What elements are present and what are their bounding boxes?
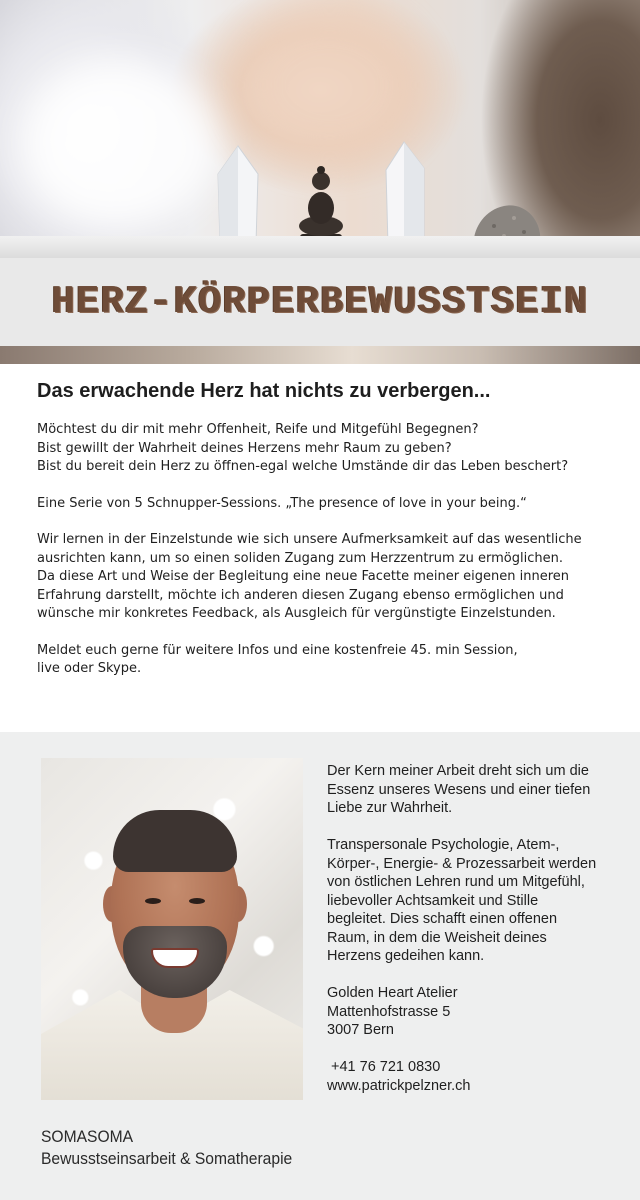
details-line: Da diese Art und Weise der Begleitung eine neue Facette meiner eigenen inneren <box>37 569 570 584</box>
method-line: begleitet. Dies schafft einen offenen <box>327 911 558 927</box>
method-line: Raum, in dem die Weisheit deines <box>327 929 547 946</box>
portrait-hair <box>113 810 237 872</box>
crystal-right <box>382 140 430 246</box>
website-link[interactable]: www.patrickpelzner.ch <box>327 1077 471 1094</box>
address-block <box>327 984 627 1040</box>
intro-line: Bist du bereit dein Herz zu öffnen-egal welche Umstände dir das Leben beschert? <box>37 459 569 474</box>
brand-tagline: Bewusstseinsarbeit & Somatherapie <box>41 1149 293 1168</box>
details-line: Wir lernen in der Einzelstunde wie sich unsere Aufmerksamkeit auf das wesentliche <box>37 532 582 547</box>
details-line: Erfahrung darstellt, möchte ich anderen diesen Zugang ebenso ermöglichen und <box>37 587 564 603</box>
hero-image <box>0 0 640 258</box>
intro-line: Möchtest du dir mit mehr Offenheit, Reife und Mitgefühl Begegnen? <box>37 422 479 437</box>
portrait-eye <box>145 898 161 904</box>
headline: Das erwachende Herz hat nichts zu verbergen... <box>37 380 491 402</box>
intro-line: Bist gewillt der Wahrheit deines Herzens mehr Raum zu geben? <box>37 440 452 456</box>
about-paragraph <box>327 762 627 818</box>
title-band <box>0 258 640 346</box>
brand-name: SOMASOMA <box>41 1127 134 1146</box>
address-city: 3007 Bern <box>327 1022 394 1038</box>
profile-text <box>327 762 627 1114</box>
contact-block <box>327 1058 627 1095</box>
main-content <box>37 380 627 697</box>
intro-paragraph <box>37 421 627 477</box>
series-line: Eine Serie von 5 Schnupper-Sessions. „The presence of love in your being.“ <box>37 495 527 511</box>
portrait-eye <box>189 898 205 904</box>
brand-block <box>41 1126 314 1170</box>
smoke-cloud <box>240 10 420 160</box>
method-line: Körper-, Energie- & Prozessarbeit werden <box>327 855 597 872</box>
page-title: HERZ-KÖRPERBEWUSSTSEIN <box>51 280 589 324</box>
shelf <box>0 236 640 258</box>
series-paragraph <box>37 495 627 514</box>
method-line: Transpersonale Psychologie, Atem-, <box>327 837 560 853</box>
image-strip <box>0 346 640 364</box>
portrait-photo <box>41 758 303 1100</box>
details-line: ausrichten kann, um so einen soliden Zugang zum Herzzentrum zu ermöglichen. <box>37 550 563 566</box>
address-street: Mattenhofstrasse 5 <box>327 1003 451 1020</box>
about-line: Der Kern meiner Arbeit dreht sich um die <box>327 763 589 779</box>
call-line: Meldet euch gerne für weitere Infos und eine kostenfreie 45. min Session, <box>37 642 518 658</box>
about-line: Essenz unseres Wesens und einer tiefen <box>327 781 591 798</box>
call-paragraph <box>37 642 627 679</box>
phone-number[interactable]: +41 76 721 0830 <box>331 1059 441 1075</box>
details-paragraph <box>37 531 627 624</box>
crystal-left <box>212 144 264 244</box>
about-line: Liebe zur Wahrheit. <box>327 800 453 816</box>
address-name: Golden Heart Atelier <box>327 985 458 1001</box>
method-line: Herzens gedeihen kann. <box>327 948 485 964</box>
method-paragraph <box>327 836 627 966</box>
method-line: liebevoller Achtsamkeit und Stille <box>327 892 539 909</box>
crystal-cluster <box>20 60 220 230</box>
call-line: live oder Skype. <box>37 661 142 676</box>
method-line: von östlichen Lehren rund um Mitgefühl, <box>327 874 585 890</box>
profile-section <box>0 732 640 1200</box>
details-line: wünsche mir konkretes Feedback, als Ausgleich für vergünstigte Einzelstunden. <box>37 606 556 621</box>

* * *

» DIRECTIONS FOR THIS TASK: Return all of the records above verbatim, line for line, and omit the pictures from your answer.

» SOLUTION:
What elements are present and what are their bounding boxes?
details-line: Da diese Art und Weise der Begleitung eine neue Facette meiner eigenen inneren <box>37 569 570 584</box>
method-line: begleitet. Dies schafft einen offenen <box>327 911 558 927</box>
method-line: Raum, in dem die Weisheit deines <box>327 929 547 946</box>
portrait-hair <box>113 810 237 872</box>
crystal-right <box>382 140 430 246</box>
website-link[interactable]: www.patrickpelzner.ch <box>327 1077 471 1094</box>
address-block <box>327 984 627 1040</box>
intro-line: Bist du bereit dein Herz zu öffnen-egal welche Umstände dir das Leben beschert? <box>37 459 569 474</box>
brand-tagline: Bewusstseinsarbeit & Somatherapie <box>41 1149 293 1168</box>
details-line: Wir lernen in der Einzelstunde wie sich unsere Aufmerksamkeit auf das wesentliche <box>37 532 582 547</box>
details-line: Erfahrung darstellt, möchte ich anderen diesen Zugang ebenso ermöglichen und <box>37 587 564 603</box>
hero-image <box>0 0 640 258</box>
intro-line: Möchtest du dir mit mehr Offenheit, Reife und Mitgefühl Begegnen? <box>37 422 479 437</box>
portrait-eye <box>145 898 161 904</box>
headline: Das erwachende Herz hat nichts zu verbergen... <box>37 380 491 402</box>
intro-line: Bist gewillt der Wahrheit deines Herzens mehr Raum zu geben? <box>37 440 452 456</box>
about-paragraph <box>327 762 627 818</box>
title-band <box>0 258 640 346</box>
brand-name: SOMASOMA <box>41 1127 134 1146</box>
address-city: 3007 Bern <box>327 1022 394 1038</box>
profile-text <box>327 762 627 1114</box>
contact-block <box>327 1058 627 1095</box>
main-content <box>37 380 627 697</box>
intro-paragraph <box>37 421 627 477</box>
series-line: Eine Serie von 5 Schnupper-Sessions. „The presence of love in your being.“ <box>37 495 527 511</box>
portrait-eye <box>189 898 205 904</box>
brand-block <box>41 1126 314 1170</box>
smoke-cloud <box>240 10 420 160</box>
method-line: Körper-, Energie- & Prozessarbeit werden <box>327 855 597 872</box>
page-title: HERZ-KÖRPERBEWUSSTSEIN <box>51 280 589 324</box>
shelf <box>0 236 640 258</box>
series-paragraph <box>37 495 627 514</box>
method-line: Transpersonale Psychologie, Atem-, <box>327 837 560 853</box>
image-strip <box>0 346 640 364</box>
portrait-photo <box>41 758 303 1100</box>
details-line: ausrichten kann, um so einen soliden Zugang zum Herzzentrum zu ermöglichen. <box>37 550 563 566</box>
address-street: Mattenhofstrasse 5 <box>327 1003 451 1020</box>
about-line: Der Kern meiner Arbeit dreht sich um die <box>327 763 589 779</box>
call-line: Meldet euch gerne für weitere Infos und eine kostenfreie 45. min Session, <box>37 642 518 658</box>
about-line: Essenz unseres Wesens und einer tiefen <box>327 781 591 798</box>
call-paragraph <box>37 642 627 679</box>
phone-number[interactable]: +41 76 721 0830 <box>331 1059 441 1075</box>
details-paragraph <box>37 531 627 624</box>
crystal-left <box>212 144 264 244</box>
about-line: Liebe zur Wahrheit. <box>327 800 453 816</box>
address-name: Golden Heart Atelier <box>327 985 458 1001</box>
method-line: Herzens gedeihen kann. <box>327 948 485 964</box>
method-paragraph <box>327 836 627 966</box>
method-line: liebevoller Achtsamkeit und Stille <box>327 892 539 909</box>
crystal-cluster <box>20 60 220 230</box>
call-line: live oder Skype. <box>37 661 142 676</box>
method-line: von östlichen Lehren rund um Mitgefühl, <box>327 874 585 890</box>
profile-section <box>0 732 640 1200</box>
details-line: wünsche mir konkretes Feedback, als Ausgleich für vergünstigte Einzelstunden. <box>37 606 556 621</box>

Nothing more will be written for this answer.